What you need to do -> Filter the data for lines with the word "Besøk", then copy every line so identified.

Record list ->
^^^^^^^^^^^^^^^^

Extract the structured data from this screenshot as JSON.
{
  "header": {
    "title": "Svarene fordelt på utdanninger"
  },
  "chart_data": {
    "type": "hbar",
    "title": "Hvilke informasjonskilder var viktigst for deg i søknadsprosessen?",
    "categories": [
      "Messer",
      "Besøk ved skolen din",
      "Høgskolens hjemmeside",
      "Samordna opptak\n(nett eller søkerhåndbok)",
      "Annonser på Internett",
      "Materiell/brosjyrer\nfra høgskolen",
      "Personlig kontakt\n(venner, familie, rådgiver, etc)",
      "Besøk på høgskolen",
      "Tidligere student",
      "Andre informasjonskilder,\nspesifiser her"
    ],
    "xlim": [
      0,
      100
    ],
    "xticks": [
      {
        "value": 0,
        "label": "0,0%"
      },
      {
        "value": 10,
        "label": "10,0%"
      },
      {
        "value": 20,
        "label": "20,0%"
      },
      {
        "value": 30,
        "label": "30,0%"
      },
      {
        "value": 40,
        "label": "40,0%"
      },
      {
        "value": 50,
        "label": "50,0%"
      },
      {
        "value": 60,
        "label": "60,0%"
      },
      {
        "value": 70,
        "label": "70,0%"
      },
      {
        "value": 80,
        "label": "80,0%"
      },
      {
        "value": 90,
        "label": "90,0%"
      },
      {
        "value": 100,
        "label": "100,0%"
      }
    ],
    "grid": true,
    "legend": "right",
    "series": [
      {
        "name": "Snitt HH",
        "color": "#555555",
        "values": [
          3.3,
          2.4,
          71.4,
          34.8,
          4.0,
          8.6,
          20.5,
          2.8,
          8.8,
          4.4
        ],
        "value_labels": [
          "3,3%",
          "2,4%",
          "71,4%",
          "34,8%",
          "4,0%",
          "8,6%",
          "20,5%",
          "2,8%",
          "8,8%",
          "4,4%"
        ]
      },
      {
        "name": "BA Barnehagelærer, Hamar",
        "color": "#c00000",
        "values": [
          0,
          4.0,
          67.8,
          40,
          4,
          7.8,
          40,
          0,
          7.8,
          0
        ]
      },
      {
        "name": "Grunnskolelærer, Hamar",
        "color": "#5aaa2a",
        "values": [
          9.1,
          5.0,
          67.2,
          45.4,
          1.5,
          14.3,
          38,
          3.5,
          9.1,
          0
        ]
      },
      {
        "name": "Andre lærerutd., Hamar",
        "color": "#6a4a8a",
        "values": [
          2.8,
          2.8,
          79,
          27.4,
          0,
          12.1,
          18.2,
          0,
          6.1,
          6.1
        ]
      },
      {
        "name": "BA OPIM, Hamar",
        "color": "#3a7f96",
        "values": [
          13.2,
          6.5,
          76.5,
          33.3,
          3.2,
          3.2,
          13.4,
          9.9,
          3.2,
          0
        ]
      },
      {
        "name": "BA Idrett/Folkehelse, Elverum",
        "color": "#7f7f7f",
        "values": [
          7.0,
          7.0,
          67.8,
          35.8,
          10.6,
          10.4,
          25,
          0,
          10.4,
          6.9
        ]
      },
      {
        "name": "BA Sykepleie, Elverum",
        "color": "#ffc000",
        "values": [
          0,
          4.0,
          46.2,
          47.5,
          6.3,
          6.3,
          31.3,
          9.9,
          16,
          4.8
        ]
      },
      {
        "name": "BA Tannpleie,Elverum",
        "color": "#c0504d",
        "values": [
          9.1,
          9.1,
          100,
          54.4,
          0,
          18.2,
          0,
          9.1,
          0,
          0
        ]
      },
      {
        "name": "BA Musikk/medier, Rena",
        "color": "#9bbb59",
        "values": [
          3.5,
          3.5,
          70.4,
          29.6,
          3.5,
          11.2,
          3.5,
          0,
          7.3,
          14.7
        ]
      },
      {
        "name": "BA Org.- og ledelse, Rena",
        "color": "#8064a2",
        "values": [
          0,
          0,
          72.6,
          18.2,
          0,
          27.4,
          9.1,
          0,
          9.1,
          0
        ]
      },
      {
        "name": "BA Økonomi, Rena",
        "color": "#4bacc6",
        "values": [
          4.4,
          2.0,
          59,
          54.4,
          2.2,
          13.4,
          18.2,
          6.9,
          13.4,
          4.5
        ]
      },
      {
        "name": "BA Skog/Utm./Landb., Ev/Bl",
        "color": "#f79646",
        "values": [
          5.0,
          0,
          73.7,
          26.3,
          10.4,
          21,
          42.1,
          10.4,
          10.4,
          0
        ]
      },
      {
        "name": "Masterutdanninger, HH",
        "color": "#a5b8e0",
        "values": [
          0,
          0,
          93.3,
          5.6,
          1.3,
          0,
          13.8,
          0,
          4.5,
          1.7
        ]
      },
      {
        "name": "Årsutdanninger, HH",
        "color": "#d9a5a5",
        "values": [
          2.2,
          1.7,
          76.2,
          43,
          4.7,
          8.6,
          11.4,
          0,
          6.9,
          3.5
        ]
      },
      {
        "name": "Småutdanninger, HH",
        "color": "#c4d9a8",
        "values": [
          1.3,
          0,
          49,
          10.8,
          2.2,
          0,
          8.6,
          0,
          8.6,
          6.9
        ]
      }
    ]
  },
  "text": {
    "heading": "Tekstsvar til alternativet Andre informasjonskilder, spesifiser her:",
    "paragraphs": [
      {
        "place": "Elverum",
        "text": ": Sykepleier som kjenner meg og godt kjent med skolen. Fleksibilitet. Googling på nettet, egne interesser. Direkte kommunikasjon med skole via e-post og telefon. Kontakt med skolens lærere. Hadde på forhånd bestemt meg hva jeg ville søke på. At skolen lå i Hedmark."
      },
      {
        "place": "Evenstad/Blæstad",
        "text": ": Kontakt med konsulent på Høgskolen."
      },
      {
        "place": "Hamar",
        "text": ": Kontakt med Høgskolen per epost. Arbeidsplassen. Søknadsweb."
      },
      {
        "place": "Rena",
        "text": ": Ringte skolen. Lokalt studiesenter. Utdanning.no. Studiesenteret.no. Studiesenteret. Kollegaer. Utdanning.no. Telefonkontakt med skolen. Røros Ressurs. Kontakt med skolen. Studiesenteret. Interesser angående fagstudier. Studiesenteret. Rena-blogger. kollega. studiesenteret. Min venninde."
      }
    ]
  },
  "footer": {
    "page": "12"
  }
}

^^^^^^^^^^^^^^^^

Exercise solution ->
      "Besøk ved skolen din",
      "Besøk på høgskolen",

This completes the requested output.